## [Given request]
Every line of the data must be copied exactly.

[Dataset excerpt]
_ _ _ _ _

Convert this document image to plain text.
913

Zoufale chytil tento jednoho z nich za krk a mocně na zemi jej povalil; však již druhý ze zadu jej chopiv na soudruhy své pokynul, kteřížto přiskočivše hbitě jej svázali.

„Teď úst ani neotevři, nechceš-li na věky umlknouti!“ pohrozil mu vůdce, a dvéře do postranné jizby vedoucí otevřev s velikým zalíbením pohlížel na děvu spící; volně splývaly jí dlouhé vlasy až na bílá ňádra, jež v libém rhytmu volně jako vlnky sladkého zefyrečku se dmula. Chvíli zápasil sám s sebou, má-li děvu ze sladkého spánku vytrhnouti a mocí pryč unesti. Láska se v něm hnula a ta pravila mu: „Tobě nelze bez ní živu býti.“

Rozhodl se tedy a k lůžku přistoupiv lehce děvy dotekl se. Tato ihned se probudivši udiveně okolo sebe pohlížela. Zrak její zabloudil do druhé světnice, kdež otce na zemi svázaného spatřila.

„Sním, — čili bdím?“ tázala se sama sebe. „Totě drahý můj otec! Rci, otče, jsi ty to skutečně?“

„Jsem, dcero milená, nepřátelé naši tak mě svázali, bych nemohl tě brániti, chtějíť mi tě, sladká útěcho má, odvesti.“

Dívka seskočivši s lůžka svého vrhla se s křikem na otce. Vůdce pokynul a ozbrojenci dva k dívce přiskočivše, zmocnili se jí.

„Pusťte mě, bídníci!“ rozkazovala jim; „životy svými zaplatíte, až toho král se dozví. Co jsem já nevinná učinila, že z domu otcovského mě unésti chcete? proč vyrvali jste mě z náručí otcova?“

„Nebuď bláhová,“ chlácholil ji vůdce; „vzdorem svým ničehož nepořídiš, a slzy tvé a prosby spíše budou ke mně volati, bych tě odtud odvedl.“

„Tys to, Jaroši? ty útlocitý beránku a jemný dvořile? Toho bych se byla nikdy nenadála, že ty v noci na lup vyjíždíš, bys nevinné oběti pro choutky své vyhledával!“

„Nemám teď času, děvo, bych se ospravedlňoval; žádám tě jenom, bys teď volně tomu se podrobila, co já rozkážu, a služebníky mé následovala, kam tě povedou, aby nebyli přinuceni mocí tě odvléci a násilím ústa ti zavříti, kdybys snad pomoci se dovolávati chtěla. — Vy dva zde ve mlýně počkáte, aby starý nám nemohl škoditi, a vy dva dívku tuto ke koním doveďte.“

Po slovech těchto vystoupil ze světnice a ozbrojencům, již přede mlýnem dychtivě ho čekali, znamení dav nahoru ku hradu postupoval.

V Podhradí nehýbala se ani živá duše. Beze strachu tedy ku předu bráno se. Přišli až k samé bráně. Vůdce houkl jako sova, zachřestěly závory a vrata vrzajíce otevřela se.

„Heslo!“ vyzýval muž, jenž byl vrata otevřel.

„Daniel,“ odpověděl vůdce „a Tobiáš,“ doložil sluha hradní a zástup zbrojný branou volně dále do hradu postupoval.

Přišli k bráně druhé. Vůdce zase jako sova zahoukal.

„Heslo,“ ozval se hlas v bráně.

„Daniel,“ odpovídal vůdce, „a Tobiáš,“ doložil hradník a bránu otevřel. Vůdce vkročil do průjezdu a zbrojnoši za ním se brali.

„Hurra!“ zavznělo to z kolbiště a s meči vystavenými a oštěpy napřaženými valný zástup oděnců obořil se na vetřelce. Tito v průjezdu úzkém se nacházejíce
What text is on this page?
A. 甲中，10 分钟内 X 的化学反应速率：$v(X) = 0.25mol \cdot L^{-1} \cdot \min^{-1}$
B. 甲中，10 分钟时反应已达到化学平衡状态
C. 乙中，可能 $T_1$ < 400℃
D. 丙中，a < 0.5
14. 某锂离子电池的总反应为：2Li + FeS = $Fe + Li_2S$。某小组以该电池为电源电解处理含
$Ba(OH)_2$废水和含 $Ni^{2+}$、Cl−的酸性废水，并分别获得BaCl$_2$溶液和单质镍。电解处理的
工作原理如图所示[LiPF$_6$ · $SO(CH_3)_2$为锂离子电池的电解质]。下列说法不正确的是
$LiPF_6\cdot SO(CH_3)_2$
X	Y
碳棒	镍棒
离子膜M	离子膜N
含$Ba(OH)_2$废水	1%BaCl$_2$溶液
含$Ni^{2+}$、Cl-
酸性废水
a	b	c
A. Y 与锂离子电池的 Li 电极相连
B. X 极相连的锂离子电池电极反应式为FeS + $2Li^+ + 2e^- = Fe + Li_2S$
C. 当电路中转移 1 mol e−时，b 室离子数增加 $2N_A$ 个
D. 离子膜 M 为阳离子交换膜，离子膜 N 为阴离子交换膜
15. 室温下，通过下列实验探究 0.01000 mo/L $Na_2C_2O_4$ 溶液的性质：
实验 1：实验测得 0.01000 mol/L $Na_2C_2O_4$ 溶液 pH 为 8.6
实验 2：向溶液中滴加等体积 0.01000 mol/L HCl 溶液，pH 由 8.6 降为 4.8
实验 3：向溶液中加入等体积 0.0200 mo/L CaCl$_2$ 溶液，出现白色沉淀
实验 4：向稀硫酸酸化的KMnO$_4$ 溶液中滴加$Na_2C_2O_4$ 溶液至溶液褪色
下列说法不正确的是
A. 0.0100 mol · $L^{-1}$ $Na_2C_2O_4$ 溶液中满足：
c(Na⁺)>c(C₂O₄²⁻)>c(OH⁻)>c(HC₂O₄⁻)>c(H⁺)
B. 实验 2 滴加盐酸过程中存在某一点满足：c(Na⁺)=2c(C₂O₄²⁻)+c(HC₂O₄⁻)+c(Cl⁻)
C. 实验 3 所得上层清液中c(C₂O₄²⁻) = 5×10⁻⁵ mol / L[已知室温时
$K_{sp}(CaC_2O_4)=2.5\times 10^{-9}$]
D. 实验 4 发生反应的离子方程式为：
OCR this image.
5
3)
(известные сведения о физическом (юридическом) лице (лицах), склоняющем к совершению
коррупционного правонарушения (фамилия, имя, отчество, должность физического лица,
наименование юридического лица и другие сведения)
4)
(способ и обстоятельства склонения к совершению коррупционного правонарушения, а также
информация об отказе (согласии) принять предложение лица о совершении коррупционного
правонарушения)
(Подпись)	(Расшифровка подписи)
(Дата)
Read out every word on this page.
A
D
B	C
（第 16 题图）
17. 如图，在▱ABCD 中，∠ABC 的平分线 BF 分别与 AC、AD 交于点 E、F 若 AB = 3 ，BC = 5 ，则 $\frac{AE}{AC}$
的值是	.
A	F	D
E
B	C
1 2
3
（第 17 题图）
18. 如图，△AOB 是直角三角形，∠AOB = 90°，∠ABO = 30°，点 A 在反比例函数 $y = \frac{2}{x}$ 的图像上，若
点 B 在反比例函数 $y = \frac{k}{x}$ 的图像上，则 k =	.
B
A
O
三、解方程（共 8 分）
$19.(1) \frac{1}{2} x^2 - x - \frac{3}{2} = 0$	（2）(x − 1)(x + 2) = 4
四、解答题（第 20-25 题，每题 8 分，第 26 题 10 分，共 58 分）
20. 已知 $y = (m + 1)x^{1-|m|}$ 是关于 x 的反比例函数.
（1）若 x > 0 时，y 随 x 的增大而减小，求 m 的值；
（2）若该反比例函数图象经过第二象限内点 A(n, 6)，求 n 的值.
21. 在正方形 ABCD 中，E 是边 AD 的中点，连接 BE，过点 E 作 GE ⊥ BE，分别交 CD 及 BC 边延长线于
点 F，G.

_ _ _ _ _

## [Solution to this task]
Convert this document image to plain text.
913

Zoufale chytil tento jednoho z nich za krk a mocně na zemi jej povalil; však již druhý ze zadu jej chopiv na soudruhy své pokynul, kteřížto přiskočivše hbitě jej svázali.

„Teď úst ani neotevři, nechceš-li na věky umlknouti!“ pohrozil mu vůdce, a dvéře do postranné jizby vedoucí otevřev s velikým zalíbením pohlížel na děvu spící; volně splývaly jí dlouhé vlasy až na bílá ňádra, jež v libém rhytmu volně jako vlnky sladkého zefyrečku se dmula. Chvíli zápasil sám s sebou, má-li děvu ze sladkého spánku vytrhnouti a mocí pryč unesti. Láska se v něm hnula a ta pravila mu: „Tobě nelze bez ní živu býti.“

Rozhodl se tedy a k lůžku přistoupiv lehce děvy dotekl se. Tato ihned se probudivši udiveně okolo sebe pohlížela. Zrak její zabloudil do druhé světnice, kdež otce na zemi svázaného spatřila.

„Sním, — čili bdím?“ tázala se sama sebe. „Totě drahý můj otec! Rci, otče, jsi ty to skutečně?“

„Jsem, dcero milená, nepřátelé naši tak mě svázali, bych nemohl tě brániti, chtějíť mi tě, sladká útěcho má, odvesti.“

Dívka seskočivši s lůžka svého vrhla se s křikem na otce. Vůdce pokynul a ozbrojenci dva k dívce přiskočivše, zmocnili se jí.

„Pusťte mě, bídníci!“ rozkazovala jim; „životy svými zaplatíte, až toho král se dozví. Co jsem já nevinná učinila, že z domu otcovského mě unésti chcete? proč vyrvali jste mě z náručí otcova?“

„Nebuď bláhová,“ chlácholil ji vůdce; „vzdorem svým ničehož nepořídiš, a slzy tvé a prosby spíše budou ke mně volati, bych tě odtud odvedl.“

„Tys to, Jaroši? ty útlocitý beránku a jemný dvořile? Toho bych se byla nikdy nenadála, že ty v noci na lup vyjíždíš, bys nevinné oběti pro choutky své vyhledával!“

„Nemám teď času, děvo, bych se ospravedlňoval; žádám tě jenom, bys teď volně tomu se podrobila, co já rozkážu, a služebníky mé následovala, kam tě povedou, aby nebyli přinuceni mocí tě odvléci a násilím ústa ti zavříti, kdybys snad pomoci se dovolávati chtěla. — Vy dva zde ve mlýně počkáte, aby starý nám nemohl škoditi, a vy dva dívku tuto ke koním doveďte.“

Po slovech těchto vystoupil ze světnice a ozbrojencům, již přede mlýnem dychtivě ho čekali, znamení dav nahoru ku hradu postupoval.

V Podhradí nehýbala se ani živá duše. Beze strachu tedy ku předu bráno se. Přišli až k samé bráně. Vůdce houkl jako sova, zachřestěly závory a vrata vrzajíce otevřela se.

„Heslo!“ vyzýval muž, jenž byl vrata otevřel.

„Daniel,“ odpověděl vůdce „a Tobiáš,“ doložil sluha hradní a zástup zbrojný branou volně dále do hradu postupoval.

Přišli k bráně druhé. Vůdce zase jako sova zahoukal.

„Heslo,“ ozval se hlas v bráně.

„Daniel,“ odpovídal vůdce, „a Tobiáš,“ doložil hradník a bránu otevřel. Vůdce vkročil do průjezdu a zbrojnoši za ním se brali.

„Hurra!“ zavznělo to z kolbiště a s meči vystavenými a oštěpy napřaženými valný zástup oděnců obořil se na vetřelce. Tito v průjezdu úzkém se nacházejíce
What text is on this page?
A. 甲中，10 分钟内 X 的化学反应速率：$v(X) = 0.25mol \cdot L^{-1} \cdot \min^{-1}$
B. 甲中，10 分钟时反应已达到化学平衡状态
C. 乙中，可能 $T_1$ < 400℃
D. 丙中，a < 0.5
14. 某锂离子电池的总反应为：2Li + FeS = $Fe + Li_2S$。某小组以该电池为电源电解处理含
$Ba(OH)_2$废水和含 $Ni^{2+}$、Cl−的酸性废水，并分别获得BaCl$_2$溶液和单质镍。电解处理的
工作原理如图所示[LiPF$_6$ · $SO(CH_3)_2$为锂离子电池的电解质]。下列说法不正确的是
$LiPF_6\cdot SO(CH_3)_2$
X	Y
碳棒	镍棒
离子膜M	离子膜N
含$Ba(OH)_2$废水	1%BaCl$_2$溶液
含$Ni^{2+}$、Cl-
酸性废水
a	b	c
A. Y 与锂离子电池的 Li 电极相连
B. X 极相连的锂离子电池电极反应式为FeS + $2Li^+ + 2e^- = Fe + Li_2S$
C. 当电路中转移 1 mol e−时，b 室离子数增加 $2N_A$ 个
D. 离子膜 M 为阳离子交换膜，离子膜 N 为阴离子交换膜
15. 室温下，通过下列实验探究 0.01000 mo/L $Na_2C_2O_4$ 溶液的性质：
实验 1：实验测得 0.01000 mol/L $Na_2C_2O_4$ 溶液 pH 为 8.6
实验 2：向溶液中滴加等体积 0.01000 mol/L HCl 溶液，pH 由 8.6 降为 4.8
实验 3：向溶液中加入等体积 0.0200 mo/L CaCl$_2$ 溶液，出现白色沉淀
实验 4：向稀硫酸酸化的KMnO$_4$ 溶液中滴加$Na_2C_2O_4$ 溶液至溶液褪色
下列说法不正确的是
A. 0.0100 mol · $L^{-1}$ $Na_2C_2O_4$ 溶液中满足：
c(Na⁺)>c(C₂O₄²⁻)>c(OH⁻)>c(HC₂O₄⁻)>c(H⁺)
B. 实验 2 滴加盐酸过程中存在某一点满足：c(Na⁺)=2c(C₂O₄²⁻)+c(HC₂O₄⁻)+c(Cl⁻)
C. 实验 3 所得上层清液中c(C₂O₄²⁻) = 5×10⁻⁵ mol / L[已知室温时
$K_{sp}(CaC_2O_4)=2.5\times 10^{-9}$]
D. 实验 4 发生反应的离子方程式为：
OCR this image.
5
3)
(известные сведения о физическом (юридическом) лице (лицах), склоняющем к совершению
коррупционного правонарушения (фамилия, имя, отчество, должность физического лица,
наименование юридического лица и другие сведения)
4)
(способ и обстоятельства склонения к совершению коррупционного правонарушения, а также
информация об отказе (согласии) принять предложение лица о совершении коррупционного
правонарушения)
(Подпись)	(Расшифровка подписи)
(Дата)
Read out every word on this page.
A
D
B	C
（第 16 题图）
17. 如图，在▱ABCD 中，∠ABC 的平分线 BF 分别与 AC、AD 交于点 E、F 若 AB = 3 ，BC = 5 ，则 $\frac{AE}{AC}$
的值是	.
A	F	D
E
B	C
1 2
3
（第 17 题图）
18. 如图，△AOB 是直角三角形，∠AOB = 90°，∠ABO = 30°，点 A 在反比例函数 $y = \frac{2}{x}$ 的图像上，若
点 B 在反比例函数 $y = \frac{k}{x}$ 的图像上，则 k =	.
B
A
O
三、解方程（共 8 分）
$19.(1) \frac{1}{2} x^2 - x - \frac{3}{2} = 0$	（2）(x − 1)(x + 2) = 4
四、解答题（第 20-25 题，每题 8 分，第 26 题 10 分，共 58 分）
20. 已知 $y = (m + 1)x^{1-|m|}$ 是关于 x 的反比例函数.
（1）若 x > 0 时，y 随 x 的增大而减小，求 m 的值；
（2）若该反比例函数图象经过第二象限内点 A(n, 6)，求 n 的值.
21. 在正方形 ABCD 中，E 是边 AD 的中点，连接 BE，过点 E 作 GE ⊥ BE，分别交 CD 及 BC 边延长线于
点 F，G.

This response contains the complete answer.